__Page text__:
--

Prince/King of Min
- Reign: April 8, 944 – February 14, 945
- Predecessor: Wang Yanxi (as emperor)
- Successor: Wang Yanzheng (as emperor)
- Born: unknown Yongtai County
- Died: February 14, 945 Fuzhou

Names
- Zhū Wénjìn (朱文進)

Era dates
- Adopted Later Jin's era names: Tianfu (天福): 944–945
- House: Zhu
- Dynasty: Min (by usurpation)

= Zhu Wenjin =

Ruler of Min from 944 to 945

Zhu Wenjin (朱文進) (died February 14, 945) was a general who later usurped the throne of Min, reigning from 944 to 945, during the Five Dynasties and Ten Kingdoms period of China. In 944, he assassinated Wang Yanxi (Emperor Jingzong) and tried to take over control of the Min state, but his officer Lin Renhan (林仁翰) assassinated him less than a year later and submitted to Wang Yanxi's brother Wang Yanzheng (Tiande Emperor), who had been warring with Wang Yanxi.

== Background and service under Wang Yanjun ==
Little was recorded in history about Zhu Wenjin's background, but it is known that he was from Yongtai (永泰, in modern Fuzhou, Fujian). During the reign of Wang Yanjun (also known as Wang Lin, Emperor Huizong), when he organized his father Wang Shenzhi's closest guards into two elite corps, the Gongchen (拱宸) and the Anhe (按鶴), he made Zhu the commander of the Gongchen and Lian Chongyu the commander of the Anhe.

== Service under Wang Jipeng ==
Wang Yanjun was killed in a coup in 935, and was succeeded by his son Wang Jipeng (also known as Wang Chang, Emperor Kangzong). Wang Jipeng created his own elite corps, the Chenwei (宸衛), and treated them better than he did the Gongchen and the Anhe, such that the soldiers of the two corps were alienated. He also alienated Zhu Wenjin and Lian Chongyu by repeatedly insulting them. Hearing of discontent in the Gongchen and Anhe ranks, he considered sending them away from the capital to Zhang (漳州, in modern Zhangzhou, Fujian) and Quan (泉州, in modern Quanzhou, Fujian) Prefectures, respectively, causing fear in the two corps.

--

Decide whether each statement agrees with the Zhu Wenjin article: (a) Zhu Wenjin came from Yongtai; (b) Wang Yanjun put Zhu Wenjin in command of the Anhe; (c) Wang Jipeng was Wang Yanjun's son. Give yes or no for each, quoting the deciding words of the article.

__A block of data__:
--

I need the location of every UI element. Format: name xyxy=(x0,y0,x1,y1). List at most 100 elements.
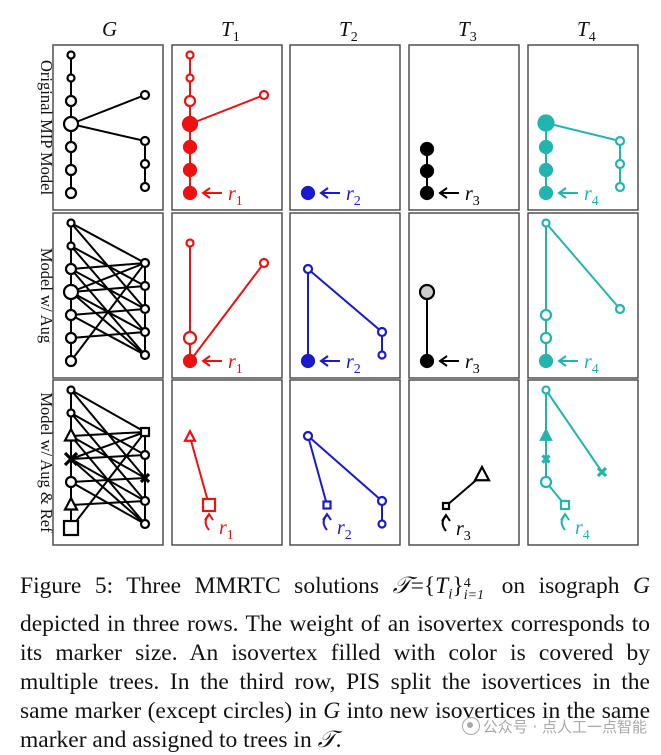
caption-after-set: on isograph xyxy=(501,573,620,599)
g-vertex xyxy=(64,262,78,276)
caption-sub-low: i=1 xyxy=(463,588,485,603)
root-arrowhead-4 xyxy=(557,187,567,199)
t2-vertex xyxy=(302,430,314,442)
column-header-T1: T1 xyxy=(221,17,240,45)
t1-vertex-shared xyxy=(182,353,198,369)
wechat-logo-icon xyxy=(461,717,480,735)
g-vertex xyxy=(139,449,151,461)
panel-r1-T4 xyxy=(527,44,639,211)
root-label-2: r2 xyxy=(346,351,361,377)
panel-content-r3-T3: r3 xyxy=(441,464,491,544)
t1-vertex xyxy=(182,330,198,346)
panel-content-r3-T2: r2 xyxy=(302,430,388,543)
caption-set-open: { xyxy=(423,573,436,599)
root-arrowhead-1 xyxy=(201,355,211,367)
t3-vertex-shared xyxy=(419,185,435,201)
g-vertex xyxy=(63,495,79,511)
root-arrowhead-3 xyxy=(438,187,448,199)
g-edge xyxy=(70,285,146,293)
panel-r3-T2 xyxy=(289,379,401,546)
panel-r3-T4 xyxy=(527,379,639,546)
g-vertex xyxy=(64,475,78,489)
t2-vertex xyxy=(302,263,314,275)
t3-vertex-shared xyxy=(419,141,435,157)
t4-vertex xyxy=(541,454,551,464)
panels-grid: r1 r2 r3 r4 r1 r2 r3 r4 r1 r2 r3 r4 xyxy=(52,44,639,546)
panel-r3-T3 xyxy=(408,379,520,546)
t4-vertex xyxy=(559,499,571,511)
t2-edge xyxy=(307,435,383,502)
caption-sup: 4 xyxy=(463,576,471,591)
figure-caption: Figure 5: Three MMRTC solutions 𝒯={Ti} 4 i… xyxy=(20,572,650,755)
t3-vertex xyxy=(418,283,436,301)
t2-vertex xyxy=(376,326,388,338)
t2-edge xyxy=(307,268,383,333)
panel-content-r2-T2: r2 xyxy=(300,263,388,377)
g-edge xyxy=(70,262,146,362)
t1-edge xyxy=(189,94,265,125)
column-header-T2: T2 xyxy=(339,17,358,45)
t4-edge xyxy=(545,222,621,310)
panel-r3-T1 xyxy=(171,379,283,546)
root-label-1: r1 xyxy=(228,351,243,377)
t2-vertex xyxy=(322,500,332,510)
t1-vertex-shared xyxy=(181,115,199,133)
caption-T-end: 𝒯 xyxy=(317,726,336,753)
t2-vertex-shared xyxy=(300,185,316,201)
t1-vertex xyxy=(185,238,195,248)
caption-intro: Three MMRTC solutions xyxy=(126,573,380,599)
panel-content-r1-T3: r3 xyxy=(419,141,480,209)
root-label-1: r1 xyxy=(219,517,234,543)
panel-r1-T1 xyxy=(171,44,283,211)
caption-figure-label: Figure 5: xyxy=(20,573,114,599)
t4-vertex xyxy=(541,218,551,228)
caption-T: 𝒯 xyxy=(392,573,411,599)
t3-vertex-shared xyxy=(419,163,435,179)
t4-vertex xyxy=(539,475,553,489)
panel-content-r1-G xyxy=(62,50,151,200)
t1-vertex xyxy=(183,428,197,442)
g-edge xyxy=(70,389,146,433)
g-vertex xyxy=(139,181,151,193)
watermark: 公众号 · 点人工一点智能 xyxy=(461,716,647,737)
g-edge xyxy=(70,454,146,460)
t1-vertex xyxy=(201,497,217,513)
g-edge xyxy=(70,431,146,437)
t4-edge xyxy=(545,122,621,142)
g-vertex xyxy=(66,73,76,83)
t4-vertex-shared xyxy=(538,139,554,155)
t4-edge xyxy=(545,389,603,473)
t3-vertex xyxy=(441,501,451,511)
row-label-1: Original MIP Model xyxy=(37,60,56,195)
root-arrowhead-3 xyxy=(441,513,451,522)
t4-vertex-shared xyxy=(539,427,553,441)
column-headers: G T1 T2 T3 T4 xyxy=(102,17,596,45)
root-label-2: r2 xyxy=(346,183,361,209)
t4-vertex xyxy=(596,466,608,478)
caption-T-i: T xyxy=(435,573,449,599)
t4-vertex xyxy=(614,135,626,147)
g-vertex xyxy=(64,94,78,108)
panel-content-r2-T4: r4 xyxy=(538,218,626,377)
t1-vertex-shared xyxy=(182,185,198,201)
watermark-text: 公众号 · 点人工一点智能 xyxy=(482,718,647,736)
t1-vertex xyxy=(258,89,270,101)
t1-vertex xyxy=(183,94,197,108)
g-edge xyxy=(70,331,146,339)
t1-vertex-shared xyxy=(182,162,198,178)
panel-r1-T3 xyxy=(408,44,520,211)
panel-content-r3-T1: r1 xyxy=(183,428,234,543)
t3-vertex xyxy=(473,464,491,482)
panel-r3-G xyxy=(52,379,164,546)
root-arrowhead-2 xyxy=(319,355,329,367)
t1-vertex xyxy=(258,257,270,269)
t4-vertex xyxy=(614,181,626,193)
root-arrowhead-3 xyxy=(438,355,448,367)
g-edge xyxy=(70,262,146,270)
g-vertex xyxy=(139,257,151,269)
t1-vertex-shared xyxy=(182,139,198,155)
root-label-2: r2 xyxy=(337,517,352,543)
g-edge xyxy=(70,222,146,264)
g-edge xyxy=(70,94,146,125)
row-label-2: Model w/ Aug xyxy=(37,248,56,343)
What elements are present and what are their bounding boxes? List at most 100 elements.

--

__Answer for this exercise__:
(a) Yes: "it is known that he was from Yongtai"
(b) No: "he made Zhu the commander of the Gongchen and Lian Chongyu the commander of the Anhe"
(c) Yes: "was succeeded by his son Wang Jipeng"